= What is required =
In the lines below, find how many contain the word "true" and report that figure alone.

= Listed records =

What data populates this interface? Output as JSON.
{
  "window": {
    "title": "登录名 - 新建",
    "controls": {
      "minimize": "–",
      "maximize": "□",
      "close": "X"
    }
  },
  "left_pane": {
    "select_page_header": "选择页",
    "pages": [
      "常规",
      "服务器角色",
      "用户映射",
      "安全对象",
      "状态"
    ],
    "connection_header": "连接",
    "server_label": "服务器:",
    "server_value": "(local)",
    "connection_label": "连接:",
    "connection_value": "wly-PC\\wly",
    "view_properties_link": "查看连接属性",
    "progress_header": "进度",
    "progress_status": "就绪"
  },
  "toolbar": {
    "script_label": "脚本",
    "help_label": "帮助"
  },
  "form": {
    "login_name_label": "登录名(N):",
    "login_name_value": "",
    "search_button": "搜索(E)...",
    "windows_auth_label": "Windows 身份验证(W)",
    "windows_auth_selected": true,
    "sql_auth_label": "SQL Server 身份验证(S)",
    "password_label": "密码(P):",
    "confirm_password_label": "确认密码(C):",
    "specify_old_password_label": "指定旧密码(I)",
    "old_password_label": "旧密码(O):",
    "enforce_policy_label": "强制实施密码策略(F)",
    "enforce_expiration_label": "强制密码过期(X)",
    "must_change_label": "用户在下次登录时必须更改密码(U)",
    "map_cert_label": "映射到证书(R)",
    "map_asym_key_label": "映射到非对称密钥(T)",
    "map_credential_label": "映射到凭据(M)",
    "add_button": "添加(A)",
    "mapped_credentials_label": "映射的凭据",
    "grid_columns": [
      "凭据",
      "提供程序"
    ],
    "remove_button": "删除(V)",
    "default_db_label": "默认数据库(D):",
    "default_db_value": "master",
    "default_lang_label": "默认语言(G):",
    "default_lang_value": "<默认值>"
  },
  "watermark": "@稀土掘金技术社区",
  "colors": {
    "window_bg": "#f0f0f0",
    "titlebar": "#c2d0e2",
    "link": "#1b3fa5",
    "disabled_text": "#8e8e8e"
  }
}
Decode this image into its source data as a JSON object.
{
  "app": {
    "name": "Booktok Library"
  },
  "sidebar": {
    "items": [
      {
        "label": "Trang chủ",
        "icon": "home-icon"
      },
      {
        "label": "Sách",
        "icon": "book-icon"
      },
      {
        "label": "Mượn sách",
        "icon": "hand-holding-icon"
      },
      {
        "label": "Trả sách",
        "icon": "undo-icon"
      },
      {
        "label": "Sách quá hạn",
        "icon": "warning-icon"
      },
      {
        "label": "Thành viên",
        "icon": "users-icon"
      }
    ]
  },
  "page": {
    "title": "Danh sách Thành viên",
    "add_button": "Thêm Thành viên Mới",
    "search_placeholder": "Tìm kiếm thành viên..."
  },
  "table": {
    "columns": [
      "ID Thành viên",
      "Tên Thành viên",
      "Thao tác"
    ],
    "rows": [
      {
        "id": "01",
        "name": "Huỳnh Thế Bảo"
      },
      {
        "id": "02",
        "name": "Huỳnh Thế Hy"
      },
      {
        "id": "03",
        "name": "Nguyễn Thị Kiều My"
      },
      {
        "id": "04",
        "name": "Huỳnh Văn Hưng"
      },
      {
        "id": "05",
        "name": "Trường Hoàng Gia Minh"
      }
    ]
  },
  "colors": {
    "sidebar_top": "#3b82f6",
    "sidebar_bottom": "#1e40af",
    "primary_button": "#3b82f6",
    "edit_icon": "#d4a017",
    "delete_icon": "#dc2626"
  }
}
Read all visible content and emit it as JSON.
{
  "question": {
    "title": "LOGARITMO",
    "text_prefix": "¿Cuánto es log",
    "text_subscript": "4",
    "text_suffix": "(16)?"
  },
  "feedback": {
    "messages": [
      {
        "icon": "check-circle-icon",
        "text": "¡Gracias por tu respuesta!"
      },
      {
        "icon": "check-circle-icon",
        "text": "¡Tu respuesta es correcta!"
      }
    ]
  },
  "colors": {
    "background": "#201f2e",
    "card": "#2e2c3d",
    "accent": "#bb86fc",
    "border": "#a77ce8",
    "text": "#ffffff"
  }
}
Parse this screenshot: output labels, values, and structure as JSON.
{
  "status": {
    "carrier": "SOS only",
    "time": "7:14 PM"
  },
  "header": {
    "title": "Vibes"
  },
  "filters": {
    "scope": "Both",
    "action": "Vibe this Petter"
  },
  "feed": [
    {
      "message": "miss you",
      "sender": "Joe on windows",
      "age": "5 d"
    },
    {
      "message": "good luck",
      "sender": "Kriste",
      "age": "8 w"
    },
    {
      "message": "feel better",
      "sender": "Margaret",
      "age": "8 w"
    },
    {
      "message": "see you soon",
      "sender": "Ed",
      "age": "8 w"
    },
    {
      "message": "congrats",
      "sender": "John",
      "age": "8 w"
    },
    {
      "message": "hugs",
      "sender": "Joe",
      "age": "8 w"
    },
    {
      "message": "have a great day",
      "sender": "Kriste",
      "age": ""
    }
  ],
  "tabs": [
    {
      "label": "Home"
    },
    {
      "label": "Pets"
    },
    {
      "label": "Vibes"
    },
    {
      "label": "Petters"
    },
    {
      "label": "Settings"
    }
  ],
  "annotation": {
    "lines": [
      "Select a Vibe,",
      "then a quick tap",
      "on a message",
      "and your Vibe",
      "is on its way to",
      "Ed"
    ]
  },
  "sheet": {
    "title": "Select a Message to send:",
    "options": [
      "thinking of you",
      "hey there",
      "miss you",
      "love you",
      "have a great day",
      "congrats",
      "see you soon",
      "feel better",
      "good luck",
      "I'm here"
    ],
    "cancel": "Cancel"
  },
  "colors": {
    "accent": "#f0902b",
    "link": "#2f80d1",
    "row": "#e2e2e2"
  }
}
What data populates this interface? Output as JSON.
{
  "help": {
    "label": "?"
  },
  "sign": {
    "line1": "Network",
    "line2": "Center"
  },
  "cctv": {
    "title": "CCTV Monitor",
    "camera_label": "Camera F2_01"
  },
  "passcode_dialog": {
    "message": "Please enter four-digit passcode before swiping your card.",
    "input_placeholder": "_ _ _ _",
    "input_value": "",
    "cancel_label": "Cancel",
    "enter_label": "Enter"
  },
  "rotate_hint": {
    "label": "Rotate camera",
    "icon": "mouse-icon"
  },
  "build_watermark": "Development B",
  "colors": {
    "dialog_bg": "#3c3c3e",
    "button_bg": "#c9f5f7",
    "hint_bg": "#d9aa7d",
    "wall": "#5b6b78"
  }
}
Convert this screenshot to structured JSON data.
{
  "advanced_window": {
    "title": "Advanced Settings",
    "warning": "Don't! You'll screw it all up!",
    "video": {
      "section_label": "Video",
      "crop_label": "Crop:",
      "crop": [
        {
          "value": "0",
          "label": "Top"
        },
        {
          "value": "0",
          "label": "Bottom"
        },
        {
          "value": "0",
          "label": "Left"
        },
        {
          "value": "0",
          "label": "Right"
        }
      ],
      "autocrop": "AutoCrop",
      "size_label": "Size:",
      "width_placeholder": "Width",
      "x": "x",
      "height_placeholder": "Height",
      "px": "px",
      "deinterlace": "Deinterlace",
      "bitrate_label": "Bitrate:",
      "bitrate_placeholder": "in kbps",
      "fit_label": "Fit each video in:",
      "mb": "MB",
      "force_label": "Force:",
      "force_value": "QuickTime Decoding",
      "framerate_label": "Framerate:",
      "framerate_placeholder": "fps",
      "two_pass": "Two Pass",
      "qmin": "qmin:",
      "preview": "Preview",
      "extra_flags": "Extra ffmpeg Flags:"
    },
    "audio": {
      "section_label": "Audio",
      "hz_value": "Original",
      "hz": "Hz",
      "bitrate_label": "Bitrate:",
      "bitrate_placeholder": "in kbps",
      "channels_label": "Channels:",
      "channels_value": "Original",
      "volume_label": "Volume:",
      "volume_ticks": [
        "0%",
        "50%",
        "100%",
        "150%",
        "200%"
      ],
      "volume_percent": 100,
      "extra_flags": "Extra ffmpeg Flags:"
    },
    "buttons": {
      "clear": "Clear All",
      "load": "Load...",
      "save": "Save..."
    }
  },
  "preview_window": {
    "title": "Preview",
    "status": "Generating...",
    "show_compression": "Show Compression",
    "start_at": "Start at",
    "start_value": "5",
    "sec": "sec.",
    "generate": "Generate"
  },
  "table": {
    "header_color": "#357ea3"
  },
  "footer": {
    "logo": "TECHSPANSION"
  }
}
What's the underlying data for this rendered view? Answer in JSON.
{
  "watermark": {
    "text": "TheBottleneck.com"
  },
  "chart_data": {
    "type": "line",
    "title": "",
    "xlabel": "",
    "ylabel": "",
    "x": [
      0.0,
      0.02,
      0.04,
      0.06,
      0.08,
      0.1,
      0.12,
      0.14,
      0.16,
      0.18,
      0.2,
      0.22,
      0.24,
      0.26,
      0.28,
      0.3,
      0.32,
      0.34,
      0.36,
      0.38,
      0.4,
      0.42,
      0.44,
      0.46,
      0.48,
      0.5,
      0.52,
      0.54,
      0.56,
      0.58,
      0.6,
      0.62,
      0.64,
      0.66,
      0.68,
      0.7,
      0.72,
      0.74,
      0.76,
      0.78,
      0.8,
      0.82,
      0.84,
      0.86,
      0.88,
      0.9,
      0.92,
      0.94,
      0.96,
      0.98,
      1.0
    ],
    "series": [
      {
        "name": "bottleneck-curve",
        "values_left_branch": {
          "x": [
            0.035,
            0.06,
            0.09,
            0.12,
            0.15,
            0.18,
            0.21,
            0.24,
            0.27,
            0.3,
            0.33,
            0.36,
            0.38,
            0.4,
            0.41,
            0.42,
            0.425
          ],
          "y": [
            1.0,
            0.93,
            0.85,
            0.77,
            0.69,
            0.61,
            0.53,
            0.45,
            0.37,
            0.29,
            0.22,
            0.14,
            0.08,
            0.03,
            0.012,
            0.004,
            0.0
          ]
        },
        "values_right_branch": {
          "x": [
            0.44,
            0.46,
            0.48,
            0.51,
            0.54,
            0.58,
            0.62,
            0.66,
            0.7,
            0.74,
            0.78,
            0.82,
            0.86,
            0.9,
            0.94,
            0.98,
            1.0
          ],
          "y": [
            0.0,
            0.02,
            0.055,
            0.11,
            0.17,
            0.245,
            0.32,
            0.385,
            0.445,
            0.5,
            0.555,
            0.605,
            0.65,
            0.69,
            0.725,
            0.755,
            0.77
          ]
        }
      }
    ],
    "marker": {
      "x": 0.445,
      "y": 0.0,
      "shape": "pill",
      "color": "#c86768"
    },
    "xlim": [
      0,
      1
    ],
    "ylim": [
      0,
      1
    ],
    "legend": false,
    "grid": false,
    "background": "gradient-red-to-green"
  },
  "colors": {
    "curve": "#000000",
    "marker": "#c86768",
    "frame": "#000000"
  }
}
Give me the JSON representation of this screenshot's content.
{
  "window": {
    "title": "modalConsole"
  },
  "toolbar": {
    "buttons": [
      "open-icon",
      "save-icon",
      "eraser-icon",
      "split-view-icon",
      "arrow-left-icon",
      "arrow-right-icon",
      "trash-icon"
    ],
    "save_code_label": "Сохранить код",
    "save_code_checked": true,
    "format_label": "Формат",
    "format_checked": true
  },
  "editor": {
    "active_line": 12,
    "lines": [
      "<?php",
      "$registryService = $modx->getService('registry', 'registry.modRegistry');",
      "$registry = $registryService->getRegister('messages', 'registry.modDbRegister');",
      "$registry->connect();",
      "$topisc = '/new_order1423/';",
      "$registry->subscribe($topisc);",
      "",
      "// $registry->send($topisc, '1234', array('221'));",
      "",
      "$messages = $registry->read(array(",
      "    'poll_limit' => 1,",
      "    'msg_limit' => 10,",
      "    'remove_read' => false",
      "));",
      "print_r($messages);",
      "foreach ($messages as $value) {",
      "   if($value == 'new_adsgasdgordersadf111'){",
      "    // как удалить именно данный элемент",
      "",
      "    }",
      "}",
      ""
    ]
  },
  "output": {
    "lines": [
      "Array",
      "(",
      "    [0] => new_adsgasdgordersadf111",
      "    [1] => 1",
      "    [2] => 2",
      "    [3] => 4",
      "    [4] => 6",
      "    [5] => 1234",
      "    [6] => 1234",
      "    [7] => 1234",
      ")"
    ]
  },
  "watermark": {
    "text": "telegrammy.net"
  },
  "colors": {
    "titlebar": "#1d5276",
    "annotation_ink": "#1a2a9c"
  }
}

= Worked answer =
3